--- Reading passage ---
++++++
Seaside, Florida: Small town, big pride

This past week, I attended a Small Scale Developer bootcamp in Seaside, Florida and had the chance to visit this new urbanist town in the Florida panhandle for the first time. More on the bootcamp later. For now, I’m writing about Seaside, the town, and its impression on me.

We stayed in the Seaside Academic Village, part of the Seaside Institute. We were awoken to the sounds of kids playing in this lawn next to the Academic Village, and it was buzzing with activity almost all day. These kids are lucky enough to be enrolled in a very selective charter school that is setup in the center of Seaside. Hard to imagine a more idyllic childhood. Here they are taking a class photo our first morning in the town.





I was impressed with the way this school used the neighborhood itself as a learning environment. Since the weather was great, teachers were leading children around the town throughout the day, including visits to the town square, which has another lawn and amphitheater. It’s refreshing to see a place where kids can be kids, and a school that is unmistakably a school, unlike a lot of the ‘big box’ drive-through schools we’re building these days.



In case there were any lingering questions about what this building is for, the signage removes any doubt. “Seaside Neighborhood School”.


Seaside Neighborhood School community garden



This is a Seaside avenue. Look at that skinny width! We measured it imprecisely at about 8′ in width. Notice the gravel to the side of the paved driving lane. This is how parking is done in much of Seaside. Instead of trying to fight nature and grow the perfect chem-lawn, nature is largely left to its own devices and the plants that makes sense in this environment are what thrive – those that don’t require lots of irrigation and upkeep. From my observations, Seaside is basically all native landscaping.
++++++
--- Given material ---
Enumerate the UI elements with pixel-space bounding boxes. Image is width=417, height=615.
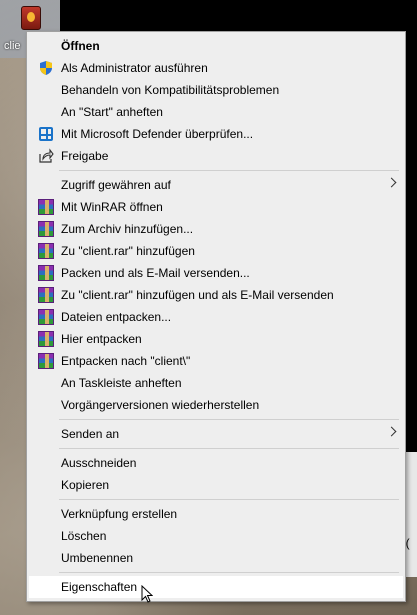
++++++
--- Written problem 1 ---
From the Seaside, Florida piece, pull out the passage starting at "Seaside, Florida: Small" and ending at "impression on me.", word for word.
--- Written problem 2 ---
Put this sentence from the Seaside, Florida piece into Spanish: "I was impressed with the way this school used the neighborhood itself as a learning environment."
--- Written problem 3 ---
Write what comes next in the piece about Seaside, Florida, picking up after its final sentence.

--- Expected output 1 ---
Seaside, Florida: Small town, big pride

This past week, I attended a Small Scale Developer bootcamp in Seaside, Florida and had the chance to visit this new urbanist town in the Florida panhandle for the first time. More on the bootcamp later. For now, I’m writing about Seaside, the town, and its impression on me.

--- Expected output 2 ---
Me impresionó la manera en que esta escuela usaba el propio vecindario como un entorno de aprendizaje.

--- Expected output 3 ---
The road below is a county road. Eat your heart out, Palm Beach County traffic engineering. I still don’t fully understand how Seaside managed to tame a county road to this degree; maybe that’s just because I live in a county that never saw a road widening project it didn’t like. Our guides mentioned something about Walton County being really tiny and not paying attention, not having been poisoned by the sprawl building lobby, blissfully ignorant… I’m not sure which factor played the biggest role, but in any case, the outcome is a county road passes through Seaside that manages not to cut the town completely in two. Skinny lanes, more on-street parking (gravel again!), and people coming and going across the street keep speeds low and very humane.



There is a definite center and edge to this town. Just beyond the church is wilderness. Nature is never far and everything is within a five minute walk. Suburban living tried to bring town and country together, but failed to deliver on its promise. Building a real town allows for a real communal life, while still providing access to nature within walking distance.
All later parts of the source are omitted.